▸ **Request**
Of the lines in the listing below, how many hold "Land"? Answer with the number only.

▸ **Source records**
# # # #

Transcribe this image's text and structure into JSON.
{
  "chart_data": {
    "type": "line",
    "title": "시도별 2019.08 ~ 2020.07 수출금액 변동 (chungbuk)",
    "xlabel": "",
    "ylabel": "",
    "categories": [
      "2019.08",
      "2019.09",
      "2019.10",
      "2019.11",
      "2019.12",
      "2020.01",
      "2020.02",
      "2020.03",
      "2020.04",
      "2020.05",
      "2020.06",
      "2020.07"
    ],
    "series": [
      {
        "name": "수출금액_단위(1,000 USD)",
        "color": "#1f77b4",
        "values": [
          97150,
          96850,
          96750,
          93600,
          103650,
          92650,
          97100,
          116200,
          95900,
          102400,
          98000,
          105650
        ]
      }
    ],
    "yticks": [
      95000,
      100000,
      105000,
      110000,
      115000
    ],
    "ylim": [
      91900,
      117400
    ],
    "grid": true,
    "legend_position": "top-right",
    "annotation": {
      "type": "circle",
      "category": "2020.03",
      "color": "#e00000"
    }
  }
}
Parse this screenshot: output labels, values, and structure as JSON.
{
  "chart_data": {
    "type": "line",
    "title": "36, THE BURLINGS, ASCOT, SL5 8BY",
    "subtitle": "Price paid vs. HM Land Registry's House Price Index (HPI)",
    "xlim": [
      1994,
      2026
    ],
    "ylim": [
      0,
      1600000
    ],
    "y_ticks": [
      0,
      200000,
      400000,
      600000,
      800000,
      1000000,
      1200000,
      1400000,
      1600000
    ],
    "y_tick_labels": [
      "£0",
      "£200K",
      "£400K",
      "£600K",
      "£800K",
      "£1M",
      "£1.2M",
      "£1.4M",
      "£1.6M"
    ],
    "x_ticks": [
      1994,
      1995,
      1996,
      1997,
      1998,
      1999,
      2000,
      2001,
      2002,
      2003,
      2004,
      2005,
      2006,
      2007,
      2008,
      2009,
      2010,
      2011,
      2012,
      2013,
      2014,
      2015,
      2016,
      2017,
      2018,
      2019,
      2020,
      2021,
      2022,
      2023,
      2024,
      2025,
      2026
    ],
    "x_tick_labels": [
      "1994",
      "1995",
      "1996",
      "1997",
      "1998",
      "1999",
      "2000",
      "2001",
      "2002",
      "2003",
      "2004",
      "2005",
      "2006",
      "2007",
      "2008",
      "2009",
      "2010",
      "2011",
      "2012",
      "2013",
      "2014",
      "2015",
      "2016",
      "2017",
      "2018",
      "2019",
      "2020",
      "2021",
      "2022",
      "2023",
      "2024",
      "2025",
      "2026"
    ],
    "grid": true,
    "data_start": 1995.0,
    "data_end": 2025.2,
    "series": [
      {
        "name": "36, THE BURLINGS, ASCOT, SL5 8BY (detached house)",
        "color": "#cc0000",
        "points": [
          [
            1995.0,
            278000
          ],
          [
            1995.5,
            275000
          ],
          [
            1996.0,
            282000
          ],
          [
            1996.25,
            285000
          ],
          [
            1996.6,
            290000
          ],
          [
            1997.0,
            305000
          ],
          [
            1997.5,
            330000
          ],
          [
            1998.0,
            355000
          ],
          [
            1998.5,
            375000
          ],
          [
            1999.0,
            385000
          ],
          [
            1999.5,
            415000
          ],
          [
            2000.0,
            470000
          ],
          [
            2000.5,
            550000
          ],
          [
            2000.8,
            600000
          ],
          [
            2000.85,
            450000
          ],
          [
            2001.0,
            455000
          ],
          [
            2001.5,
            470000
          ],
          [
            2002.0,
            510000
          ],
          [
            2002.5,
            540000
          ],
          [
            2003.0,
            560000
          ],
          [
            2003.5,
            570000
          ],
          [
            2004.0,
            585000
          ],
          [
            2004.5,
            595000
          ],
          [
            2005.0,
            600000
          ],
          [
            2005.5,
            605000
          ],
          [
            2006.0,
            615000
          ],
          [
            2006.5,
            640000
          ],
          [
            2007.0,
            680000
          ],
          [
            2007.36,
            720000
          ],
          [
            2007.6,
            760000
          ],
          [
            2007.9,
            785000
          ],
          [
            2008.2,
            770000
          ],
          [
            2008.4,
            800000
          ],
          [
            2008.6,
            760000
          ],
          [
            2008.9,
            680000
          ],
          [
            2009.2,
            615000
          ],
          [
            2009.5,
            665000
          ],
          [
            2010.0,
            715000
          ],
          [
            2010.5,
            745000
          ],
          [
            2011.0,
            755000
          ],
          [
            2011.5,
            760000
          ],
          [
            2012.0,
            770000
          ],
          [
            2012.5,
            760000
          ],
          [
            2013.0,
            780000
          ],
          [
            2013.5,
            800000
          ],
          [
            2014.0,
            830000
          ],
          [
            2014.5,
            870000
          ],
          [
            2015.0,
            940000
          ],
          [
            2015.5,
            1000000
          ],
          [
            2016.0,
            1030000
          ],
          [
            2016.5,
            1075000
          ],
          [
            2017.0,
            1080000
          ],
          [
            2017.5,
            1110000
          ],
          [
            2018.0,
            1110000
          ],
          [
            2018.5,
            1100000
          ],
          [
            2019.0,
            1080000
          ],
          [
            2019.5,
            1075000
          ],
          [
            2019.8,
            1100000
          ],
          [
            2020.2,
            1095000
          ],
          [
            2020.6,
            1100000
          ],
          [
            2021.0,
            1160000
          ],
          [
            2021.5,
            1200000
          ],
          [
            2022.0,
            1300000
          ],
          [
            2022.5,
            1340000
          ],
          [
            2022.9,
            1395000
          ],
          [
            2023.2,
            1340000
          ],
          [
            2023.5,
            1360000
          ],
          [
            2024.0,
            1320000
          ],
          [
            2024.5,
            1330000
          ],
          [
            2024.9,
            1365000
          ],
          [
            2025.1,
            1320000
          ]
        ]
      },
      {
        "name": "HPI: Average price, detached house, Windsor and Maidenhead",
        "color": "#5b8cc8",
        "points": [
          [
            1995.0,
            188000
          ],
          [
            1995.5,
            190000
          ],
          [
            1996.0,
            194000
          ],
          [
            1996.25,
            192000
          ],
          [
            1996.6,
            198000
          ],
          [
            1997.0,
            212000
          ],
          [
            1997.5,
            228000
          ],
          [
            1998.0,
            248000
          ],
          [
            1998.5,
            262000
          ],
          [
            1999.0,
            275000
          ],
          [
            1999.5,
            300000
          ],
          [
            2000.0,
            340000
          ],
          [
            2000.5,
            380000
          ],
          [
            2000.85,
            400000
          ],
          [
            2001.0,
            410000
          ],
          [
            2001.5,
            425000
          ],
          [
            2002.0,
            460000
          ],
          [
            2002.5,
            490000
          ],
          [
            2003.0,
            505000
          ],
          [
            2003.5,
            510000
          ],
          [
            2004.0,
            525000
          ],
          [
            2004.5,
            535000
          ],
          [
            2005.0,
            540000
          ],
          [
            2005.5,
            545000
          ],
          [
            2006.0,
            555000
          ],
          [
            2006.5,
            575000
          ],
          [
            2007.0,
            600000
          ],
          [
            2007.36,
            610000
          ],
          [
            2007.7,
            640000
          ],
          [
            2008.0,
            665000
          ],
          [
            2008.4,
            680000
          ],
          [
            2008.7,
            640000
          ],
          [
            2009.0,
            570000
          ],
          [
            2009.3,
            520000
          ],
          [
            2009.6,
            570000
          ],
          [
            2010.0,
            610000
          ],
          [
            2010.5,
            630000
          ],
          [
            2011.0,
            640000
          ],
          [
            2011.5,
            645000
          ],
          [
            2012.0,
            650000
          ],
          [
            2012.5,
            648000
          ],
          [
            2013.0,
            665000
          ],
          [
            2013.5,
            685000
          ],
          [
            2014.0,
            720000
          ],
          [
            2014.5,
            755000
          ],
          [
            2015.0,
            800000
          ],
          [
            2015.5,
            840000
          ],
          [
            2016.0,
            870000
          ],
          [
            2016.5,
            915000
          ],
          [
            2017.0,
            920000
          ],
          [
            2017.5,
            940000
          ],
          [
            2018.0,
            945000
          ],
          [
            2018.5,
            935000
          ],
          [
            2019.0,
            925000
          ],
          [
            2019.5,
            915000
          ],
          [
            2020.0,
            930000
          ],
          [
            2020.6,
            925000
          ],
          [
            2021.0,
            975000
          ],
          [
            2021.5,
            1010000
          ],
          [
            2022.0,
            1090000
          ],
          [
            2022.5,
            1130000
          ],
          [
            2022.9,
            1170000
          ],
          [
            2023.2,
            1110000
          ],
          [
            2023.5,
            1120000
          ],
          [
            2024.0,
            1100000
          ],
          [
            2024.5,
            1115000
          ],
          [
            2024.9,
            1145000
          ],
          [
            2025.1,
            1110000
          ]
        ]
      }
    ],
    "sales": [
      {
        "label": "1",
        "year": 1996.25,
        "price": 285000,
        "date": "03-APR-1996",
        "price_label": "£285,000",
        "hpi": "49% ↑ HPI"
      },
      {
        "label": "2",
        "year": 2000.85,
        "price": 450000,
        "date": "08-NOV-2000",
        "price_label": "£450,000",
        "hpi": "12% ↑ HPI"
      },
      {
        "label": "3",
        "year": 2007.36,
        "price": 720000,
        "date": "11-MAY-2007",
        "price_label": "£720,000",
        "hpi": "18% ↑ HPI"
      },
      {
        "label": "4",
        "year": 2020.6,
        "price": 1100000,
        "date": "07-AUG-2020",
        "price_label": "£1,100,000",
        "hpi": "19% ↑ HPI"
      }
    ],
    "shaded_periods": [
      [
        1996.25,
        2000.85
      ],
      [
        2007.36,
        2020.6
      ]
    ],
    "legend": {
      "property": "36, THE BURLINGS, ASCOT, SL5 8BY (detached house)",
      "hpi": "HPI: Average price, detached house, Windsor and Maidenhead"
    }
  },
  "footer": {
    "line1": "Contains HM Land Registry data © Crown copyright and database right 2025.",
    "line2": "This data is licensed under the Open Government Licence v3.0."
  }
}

# # # #

▸ **Complete output**
2